AIM OF THE EXERCISE: Would you please copy each line of the data in which the string "treated" occurs?

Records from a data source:
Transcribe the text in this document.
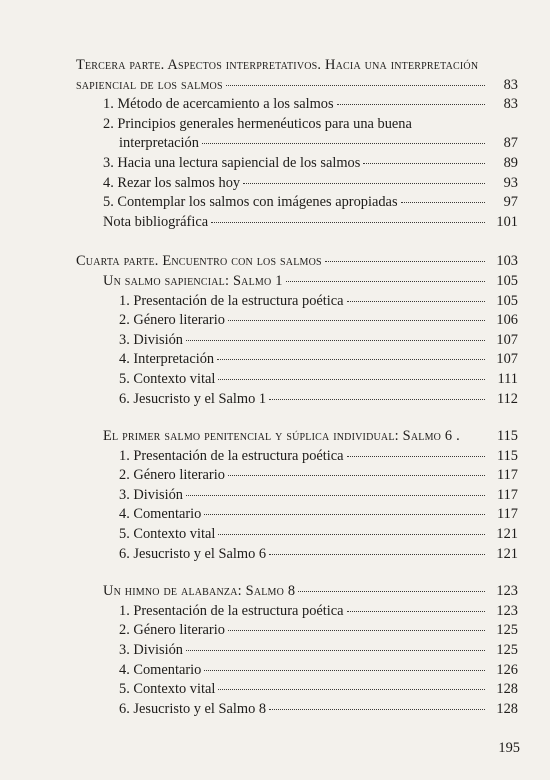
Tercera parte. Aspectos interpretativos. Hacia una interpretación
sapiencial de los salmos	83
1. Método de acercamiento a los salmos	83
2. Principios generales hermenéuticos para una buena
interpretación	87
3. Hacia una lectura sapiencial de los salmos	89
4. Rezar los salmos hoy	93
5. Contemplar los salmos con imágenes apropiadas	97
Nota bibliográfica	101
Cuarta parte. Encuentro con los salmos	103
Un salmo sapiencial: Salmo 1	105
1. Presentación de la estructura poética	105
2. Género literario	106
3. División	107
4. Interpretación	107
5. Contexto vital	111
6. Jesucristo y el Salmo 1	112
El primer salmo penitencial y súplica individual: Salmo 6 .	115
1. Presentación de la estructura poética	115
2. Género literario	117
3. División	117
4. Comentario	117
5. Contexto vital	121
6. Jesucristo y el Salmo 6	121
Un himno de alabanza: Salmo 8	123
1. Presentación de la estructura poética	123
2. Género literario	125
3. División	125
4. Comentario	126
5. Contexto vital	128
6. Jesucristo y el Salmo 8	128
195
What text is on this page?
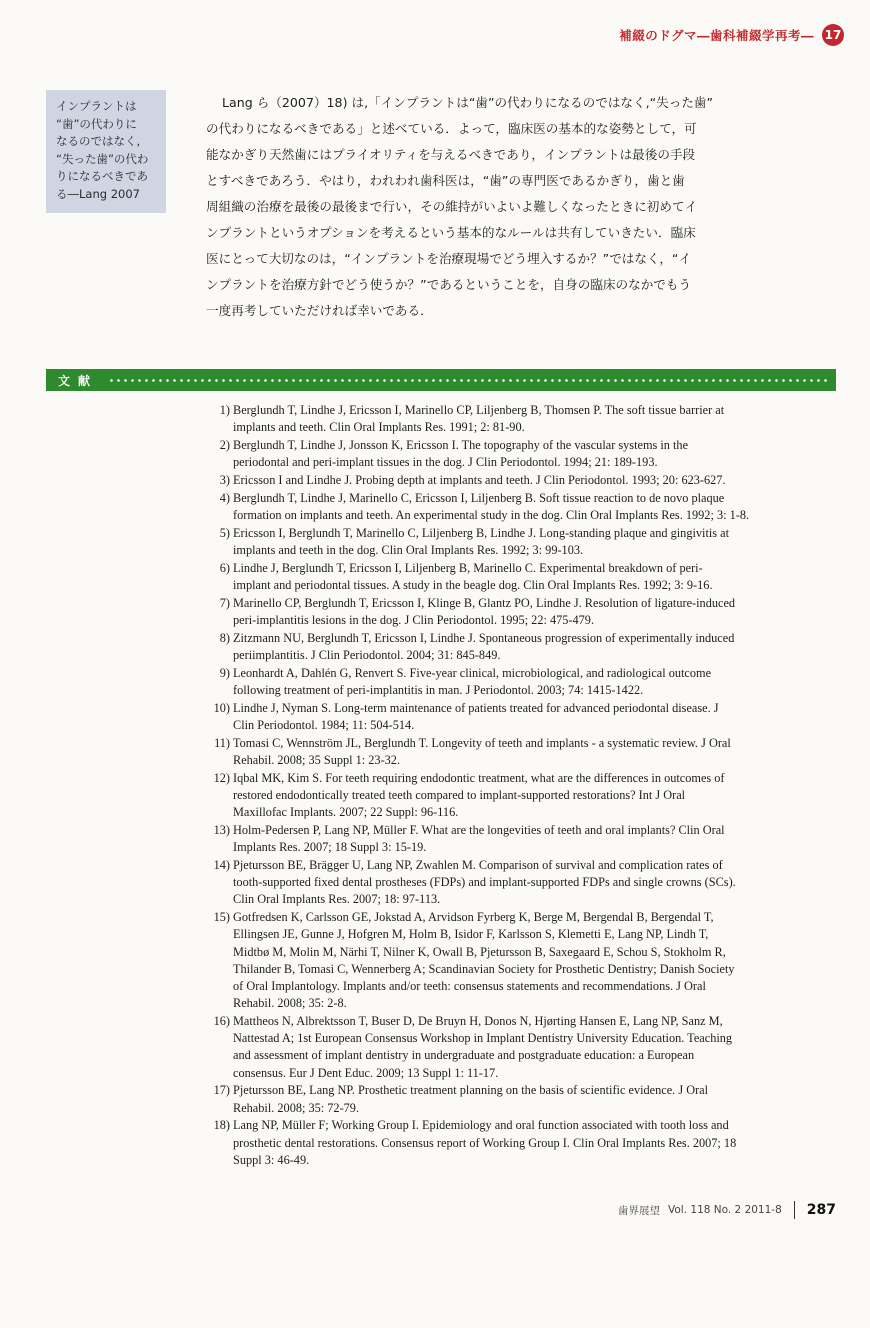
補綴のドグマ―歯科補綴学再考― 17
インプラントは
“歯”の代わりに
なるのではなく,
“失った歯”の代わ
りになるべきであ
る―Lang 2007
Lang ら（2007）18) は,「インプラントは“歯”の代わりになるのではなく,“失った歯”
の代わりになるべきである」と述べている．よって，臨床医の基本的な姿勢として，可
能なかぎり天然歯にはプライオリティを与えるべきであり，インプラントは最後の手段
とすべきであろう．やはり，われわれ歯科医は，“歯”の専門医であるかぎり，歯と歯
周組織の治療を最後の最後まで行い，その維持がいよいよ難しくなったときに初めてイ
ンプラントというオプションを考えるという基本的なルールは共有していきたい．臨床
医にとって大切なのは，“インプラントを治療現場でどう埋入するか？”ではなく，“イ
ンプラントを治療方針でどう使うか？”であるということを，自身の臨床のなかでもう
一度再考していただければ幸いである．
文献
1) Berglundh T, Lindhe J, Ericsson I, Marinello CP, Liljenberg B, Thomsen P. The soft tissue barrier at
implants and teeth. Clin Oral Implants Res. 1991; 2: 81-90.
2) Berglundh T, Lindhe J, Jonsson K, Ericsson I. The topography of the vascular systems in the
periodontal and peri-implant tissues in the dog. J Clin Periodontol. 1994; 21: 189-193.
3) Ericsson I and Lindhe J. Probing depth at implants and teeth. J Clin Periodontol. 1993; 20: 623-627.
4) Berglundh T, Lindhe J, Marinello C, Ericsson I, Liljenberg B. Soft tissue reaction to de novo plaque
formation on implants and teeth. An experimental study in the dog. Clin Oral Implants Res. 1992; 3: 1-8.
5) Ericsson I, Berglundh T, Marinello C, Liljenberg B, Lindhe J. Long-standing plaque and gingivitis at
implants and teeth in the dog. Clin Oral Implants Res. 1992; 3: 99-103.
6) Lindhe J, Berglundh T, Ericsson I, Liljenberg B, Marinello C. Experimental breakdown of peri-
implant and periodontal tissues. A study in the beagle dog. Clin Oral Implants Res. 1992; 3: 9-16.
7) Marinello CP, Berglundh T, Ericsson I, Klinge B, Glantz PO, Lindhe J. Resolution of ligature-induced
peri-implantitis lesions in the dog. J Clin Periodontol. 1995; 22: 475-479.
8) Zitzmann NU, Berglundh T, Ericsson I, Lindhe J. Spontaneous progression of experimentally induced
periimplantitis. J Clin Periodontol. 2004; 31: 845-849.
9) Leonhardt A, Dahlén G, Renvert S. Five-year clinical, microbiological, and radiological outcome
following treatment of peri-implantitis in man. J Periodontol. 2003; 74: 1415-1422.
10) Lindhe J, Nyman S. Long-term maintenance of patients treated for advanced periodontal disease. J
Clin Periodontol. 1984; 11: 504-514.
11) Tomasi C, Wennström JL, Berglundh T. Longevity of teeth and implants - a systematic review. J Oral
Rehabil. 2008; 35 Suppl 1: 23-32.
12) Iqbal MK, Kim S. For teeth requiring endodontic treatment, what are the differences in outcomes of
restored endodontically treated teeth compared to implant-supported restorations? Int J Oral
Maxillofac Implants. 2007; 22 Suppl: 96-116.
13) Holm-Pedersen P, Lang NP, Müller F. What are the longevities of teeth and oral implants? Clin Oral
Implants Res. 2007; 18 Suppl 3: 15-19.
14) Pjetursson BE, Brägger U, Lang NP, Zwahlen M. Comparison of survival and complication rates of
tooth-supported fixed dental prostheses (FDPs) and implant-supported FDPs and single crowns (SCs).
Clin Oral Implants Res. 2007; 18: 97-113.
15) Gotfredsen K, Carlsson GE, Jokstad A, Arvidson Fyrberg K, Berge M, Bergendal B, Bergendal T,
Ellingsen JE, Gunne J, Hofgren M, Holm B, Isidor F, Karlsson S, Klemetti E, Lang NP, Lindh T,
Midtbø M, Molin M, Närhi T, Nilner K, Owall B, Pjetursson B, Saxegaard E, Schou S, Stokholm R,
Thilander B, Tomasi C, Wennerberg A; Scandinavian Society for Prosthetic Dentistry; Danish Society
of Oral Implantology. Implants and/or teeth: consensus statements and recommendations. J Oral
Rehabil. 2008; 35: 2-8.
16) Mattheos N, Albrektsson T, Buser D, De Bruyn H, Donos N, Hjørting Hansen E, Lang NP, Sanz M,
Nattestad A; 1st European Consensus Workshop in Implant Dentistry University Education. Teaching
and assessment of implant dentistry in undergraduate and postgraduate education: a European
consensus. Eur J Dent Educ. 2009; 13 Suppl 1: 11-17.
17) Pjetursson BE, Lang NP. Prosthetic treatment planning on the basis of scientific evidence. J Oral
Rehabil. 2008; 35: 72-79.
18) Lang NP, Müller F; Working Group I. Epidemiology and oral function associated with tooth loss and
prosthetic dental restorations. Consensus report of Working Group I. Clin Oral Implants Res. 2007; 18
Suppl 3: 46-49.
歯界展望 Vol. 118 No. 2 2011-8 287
==
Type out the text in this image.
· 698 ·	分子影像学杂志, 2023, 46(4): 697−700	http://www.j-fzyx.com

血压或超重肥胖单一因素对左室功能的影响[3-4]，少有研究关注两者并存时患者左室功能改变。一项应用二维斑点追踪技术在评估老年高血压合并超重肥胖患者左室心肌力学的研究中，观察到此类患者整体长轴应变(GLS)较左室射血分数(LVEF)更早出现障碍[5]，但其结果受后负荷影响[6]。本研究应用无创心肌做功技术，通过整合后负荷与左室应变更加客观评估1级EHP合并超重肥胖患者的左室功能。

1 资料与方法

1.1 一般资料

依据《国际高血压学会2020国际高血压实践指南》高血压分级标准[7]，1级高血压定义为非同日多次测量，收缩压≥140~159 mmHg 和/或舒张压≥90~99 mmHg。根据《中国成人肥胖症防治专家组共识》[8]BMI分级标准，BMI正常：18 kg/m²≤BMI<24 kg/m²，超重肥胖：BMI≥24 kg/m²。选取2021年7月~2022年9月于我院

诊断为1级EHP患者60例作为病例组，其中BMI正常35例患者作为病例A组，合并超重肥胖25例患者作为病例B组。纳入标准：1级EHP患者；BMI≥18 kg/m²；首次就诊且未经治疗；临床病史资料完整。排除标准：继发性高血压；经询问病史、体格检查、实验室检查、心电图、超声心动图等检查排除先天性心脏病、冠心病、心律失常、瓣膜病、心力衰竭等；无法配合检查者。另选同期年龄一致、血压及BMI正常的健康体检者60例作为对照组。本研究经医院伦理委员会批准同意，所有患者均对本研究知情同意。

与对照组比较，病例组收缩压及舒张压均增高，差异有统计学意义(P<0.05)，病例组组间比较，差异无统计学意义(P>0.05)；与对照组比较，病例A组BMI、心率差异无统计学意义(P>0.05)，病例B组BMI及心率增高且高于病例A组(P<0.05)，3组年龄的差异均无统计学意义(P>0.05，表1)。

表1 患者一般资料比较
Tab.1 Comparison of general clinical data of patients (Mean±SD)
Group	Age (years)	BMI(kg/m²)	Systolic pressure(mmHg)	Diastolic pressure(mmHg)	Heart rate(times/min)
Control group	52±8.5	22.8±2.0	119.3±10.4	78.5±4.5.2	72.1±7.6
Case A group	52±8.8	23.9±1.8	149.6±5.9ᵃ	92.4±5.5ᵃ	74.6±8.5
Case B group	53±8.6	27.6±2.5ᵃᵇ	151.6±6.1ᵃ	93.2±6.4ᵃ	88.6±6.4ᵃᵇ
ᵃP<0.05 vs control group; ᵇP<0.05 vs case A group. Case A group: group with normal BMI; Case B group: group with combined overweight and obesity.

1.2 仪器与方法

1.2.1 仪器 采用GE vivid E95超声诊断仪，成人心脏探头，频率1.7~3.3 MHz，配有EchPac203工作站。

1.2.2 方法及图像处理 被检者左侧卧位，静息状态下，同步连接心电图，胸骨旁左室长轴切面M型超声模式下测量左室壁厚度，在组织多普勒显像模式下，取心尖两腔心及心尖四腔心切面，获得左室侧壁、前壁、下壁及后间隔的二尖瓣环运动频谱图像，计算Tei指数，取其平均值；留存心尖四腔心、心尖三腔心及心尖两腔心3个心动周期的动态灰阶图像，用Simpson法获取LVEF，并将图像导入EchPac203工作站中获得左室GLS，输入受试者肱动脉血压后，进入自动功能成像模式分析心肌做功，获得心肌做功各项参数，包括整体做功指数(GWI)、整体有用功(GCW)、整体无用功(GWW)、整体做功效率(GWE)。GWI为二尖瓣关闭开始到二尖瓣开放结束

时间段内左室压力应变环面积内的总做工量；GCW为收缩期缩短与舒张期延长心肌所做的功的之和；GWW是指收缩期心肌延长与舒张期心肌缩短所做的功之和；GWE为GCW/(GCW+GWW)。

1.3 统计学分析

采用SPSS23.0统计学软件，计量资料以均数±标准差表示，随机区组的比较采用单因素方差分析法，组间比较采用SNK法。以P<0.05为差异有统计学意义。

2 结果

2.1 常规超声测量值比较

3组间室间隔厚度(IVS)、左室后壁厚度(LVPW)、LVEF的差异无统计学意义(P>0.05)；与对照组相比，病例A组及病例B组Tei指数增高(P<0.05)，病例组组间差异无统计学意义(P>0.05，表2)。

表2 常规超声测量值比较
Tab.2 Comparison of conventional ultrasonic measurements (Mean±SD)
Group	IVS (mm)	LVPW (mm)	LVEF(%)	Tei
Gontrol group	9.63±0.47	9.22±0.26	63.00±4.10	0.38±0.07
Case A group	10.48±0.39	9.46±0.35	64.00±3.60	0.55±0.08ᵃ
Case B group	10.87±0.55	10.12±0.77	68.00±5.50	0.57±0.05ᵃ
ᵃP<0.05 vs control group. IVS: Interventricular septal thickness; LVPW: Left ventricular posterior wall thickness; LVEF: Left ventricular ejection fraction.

SOLUTION TO THIS PROBLEM:
10) Lindhe J, Nyman S. Long-term maintenance of patients treated for advanced periodontal disease. J
restored endodontically treated teeth compared to implant-supported restorations? Int J Oral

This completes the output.